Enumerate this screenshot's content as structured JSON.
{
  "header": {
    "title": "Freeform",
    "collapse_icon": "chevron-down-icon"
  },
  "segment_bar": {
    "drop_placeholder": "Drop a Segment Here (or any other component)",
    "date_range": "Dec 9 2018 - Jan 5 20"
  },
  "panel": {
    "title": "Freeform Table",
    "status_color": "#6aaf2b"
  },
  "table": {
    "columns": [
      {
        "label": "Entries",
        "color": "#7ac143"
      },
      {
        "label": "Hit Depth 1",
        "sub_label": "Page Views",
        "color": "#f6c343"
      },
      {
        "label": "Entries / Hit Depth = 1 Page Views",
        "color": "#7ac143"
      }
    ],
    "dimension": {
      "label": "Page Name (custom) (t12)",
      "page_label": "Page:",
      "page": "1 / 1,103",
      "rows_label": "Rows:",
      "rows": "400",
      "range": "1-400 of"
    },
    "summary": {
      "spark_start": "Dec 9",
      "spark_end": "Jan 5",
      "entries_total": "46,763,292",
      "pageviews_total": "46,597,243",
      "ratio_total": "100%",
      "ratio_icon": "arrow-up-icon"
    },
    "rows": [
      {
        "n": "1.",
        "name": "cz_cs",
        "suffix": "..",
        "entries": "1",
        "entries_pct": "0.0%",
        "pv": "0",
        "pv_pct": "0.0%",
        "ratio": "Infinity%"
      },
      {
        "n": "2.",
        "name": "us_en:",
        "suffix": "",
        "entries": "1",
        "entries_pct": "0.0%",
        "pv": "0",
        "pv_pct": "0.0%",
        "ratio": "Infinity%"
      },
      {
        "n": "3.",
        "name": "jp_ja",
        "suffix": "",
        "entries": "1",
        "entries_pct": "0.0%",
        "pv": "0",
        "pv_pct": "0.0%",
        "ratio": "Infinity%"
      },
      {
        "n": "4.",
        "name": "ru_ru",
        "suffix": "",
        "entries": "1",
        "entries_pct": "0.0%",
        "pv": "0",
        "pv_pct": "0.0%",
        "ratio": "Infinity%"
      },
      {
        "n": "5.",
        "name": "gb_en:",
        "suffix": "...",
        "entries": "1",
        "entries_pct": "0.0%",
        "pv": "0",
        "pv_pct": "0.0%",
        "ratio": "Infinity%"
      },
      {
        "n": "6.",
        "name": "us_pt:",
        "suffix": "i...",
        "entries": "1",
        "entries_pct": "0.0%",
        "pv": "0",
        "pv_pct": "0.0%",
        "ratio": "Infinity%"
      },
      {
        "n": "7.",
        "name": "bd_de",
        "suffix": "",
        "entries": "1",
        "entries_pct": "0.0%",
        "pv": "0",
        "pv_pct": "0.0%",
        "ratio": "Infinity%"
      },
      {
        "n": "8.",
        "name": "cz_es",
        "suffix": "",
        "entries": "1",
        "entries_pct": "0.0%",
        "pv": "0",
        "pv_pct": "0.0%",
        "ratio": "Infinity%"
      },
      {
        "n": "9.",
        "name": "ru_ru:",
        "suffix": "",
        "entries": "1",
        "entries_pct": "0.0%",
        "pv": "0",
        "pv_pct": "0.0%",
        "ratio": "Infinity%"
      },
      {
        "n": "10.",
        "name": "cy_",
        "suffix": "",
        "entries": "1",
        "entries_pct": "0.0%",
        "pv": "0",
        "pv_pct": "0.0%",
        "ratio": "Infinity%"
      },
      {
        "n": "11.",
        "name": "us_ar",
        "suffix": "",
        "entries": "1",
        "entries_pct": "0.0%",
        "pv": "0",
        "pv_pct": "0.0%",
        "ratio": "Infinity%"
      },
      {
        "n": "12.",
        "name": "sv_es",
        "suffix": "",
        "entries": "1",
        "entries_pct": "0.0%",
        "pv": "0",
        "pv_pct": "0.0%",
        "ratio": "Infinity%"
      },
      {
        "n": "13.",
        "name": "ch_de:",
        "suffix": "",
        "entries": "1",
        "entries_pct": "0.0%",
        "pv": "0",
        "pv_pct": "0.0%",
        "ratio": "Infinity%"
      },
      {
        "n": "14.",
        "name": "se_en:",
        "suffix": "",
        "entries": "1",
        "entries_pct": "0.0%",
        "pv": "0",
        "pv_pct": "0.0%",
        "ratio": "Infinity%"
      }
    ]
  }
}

Written instruction:
Reproduce the listing above verbatim, from first line to last.

Task output:
Enumerate this screenshot's content as structured JSON.
{
  "header": {
    "title": "Freeform",
    "collapse_icon": "chevron-down-icon"
  },
  "segment_bar": {
    "drop_placeholder": "Drop a Segment Here (or any other component)",
    "date_range": "Dec 9 2018 - Jan 5 20"
  },
  "panel": {
    "title": "Freeform Table",
    "status_color": "#6aaf2b"
  },
  "table": {
    "columns": [
      {
        "label": "Entries",
        "color": "#7ac143"
      },
      {
        "label": "Hit Depth 1",
        "sub_label": "Page Views",
        "color": "#f6c343"
      },
      {
        "label": "Entries / Hit Depth = 1 Page Views",
        "color": "#7ac143"
      }
    ],
    "dimension": {
      "label": "Page Name (custom) (t12)",
      "page_label": "Page:",
      "page": "1 / 1,103",
      "rows_label": "Rows:",
      "rows": "400",
      "range": "1-400 of"
    },
    "summary": {
      "spark_start": "Dec 9",
      "spark_end": "Jan 5",
      "entries_total": "46,763,292",
      "pageviews_total": "46,597,243",
      "ratio_total": "100%",
      "ratio_icon": "arrow-up-icon"
    },
    "rows": [
      {
        "n": "1.",
        "name": "cz_cs",
        "suffix": "..",
        "entries": "1",
        "entries_pct": "0.0%",
        "pv": "0",
        "pv_pct": "0.0%",
        "ratio": "Infinity%"
      },
      {
        "n": "2.",
        "name": "us_en:",
        "suffix": "",
        "entries": "1",
        "entries_pct": "0.0%",
        "pv": "0",
        "pv_pct": "0.0%",
        "ratio": "Infinity%"
      },
      {
        "n": "3.",
        "name": "jp_ja",
        "suffix": "",
        "entries": "1",
        "entries_pct": "0.0%",
        "pv": "0",
        "pv_pct": "0.0%",
        "ratio": "Infinity%"
      },
      {
        "n": "4.",
        "name": "ru_ru",
        "suffix": "",
        "entries": "1",
        "entries_pct": "0.0%",
        "pv": "0",
        "pv_pct": "0.0%",
        "ratio": "Infinity%"
      },
      {
        "n": "5.",
        "name": "gb_en:",
        "suffix": "...",
        "entries": "1",
        "entries_pct": "0.0%",
        "pv": "0",
        "pv_pct": "0.0%",
        "ratio": "Infinity%"
      },
      {
        "n": "6.",
        "name": "us_pt:",
        "suffix": "i...",
        "entries": "1",
        "entries_pct": "0.0%",
        "pv": "0",
        "pv_pct": "0.0%",
        "ratio": "Infinity%"
      },
      {
        "n": "7.",
        "name": "bd_de",
        "suffix": "",
        "entries": "1",
        "entries_pct": "0.0%",
        "pv": "0",
        "pv_pct": "0.0%",
        "ratio": "Infinity%"
      },
      {
        "n": "8.",
        "name": "cz_es",
        "suffix": "",
        "entries": "1",
        "entries_pct": "0.0%",
        "pv": "0",
        "pv_pct": "0.0%",
        "ratio": "Infinity%"
      },
      {
        "n": "9.",
        "name": "ru_ru:",
        "suffix": "",
        "entries": "1",
        "entries_pct": "0.0%",
        "pv": "0",
        "pv_pct": "0.0%",
        "ratio": "Infinity%"
      },
      {
        "n": "10.",
        "name": "cy_",
        "suffix": "",
        "entries": "1",
        "entries_pct": "0.0%",
        "pv": "0",
        "pv_pct": "0.0%",
        "ratio": "Infinity%"
      },
      {
        "n": "11.",
        "name": "us_ar",
        "suffix": "",
        "entries": "1",
        "entries_pct": "0.0%",
        "pv": "0",
        "pv_pct": "0.0%",
        "ratio": "Infinity%"
      },
      {
        "n": "12.",
        "name": "sv_es",
        "suffix": "",
        "entries": "1",
        "entries_pct": "0.0%",
        "pv": "0",
        "pv_pct": "0.0%",
        "ratio": "Infinity%"
      },
      {
        "n": "13.",
        "name": "ch_de:",
        "suffix": "",
        "entries": "1",
        "entries_pct": "0.0%",
        "pv": "0",
        "pv_pct": "0.0%",
        "ratio": "Infinity%"
      },
      {
        "n": "14.",
        "name": "se_en:",
        "suffix": "",
        "entries": "1",
        "entries_pct": "0.0%",
        "pv": "0",
        "pv_pct": "0.0%",
        "ratio": "Infinity%"
      }
    ]
  }
}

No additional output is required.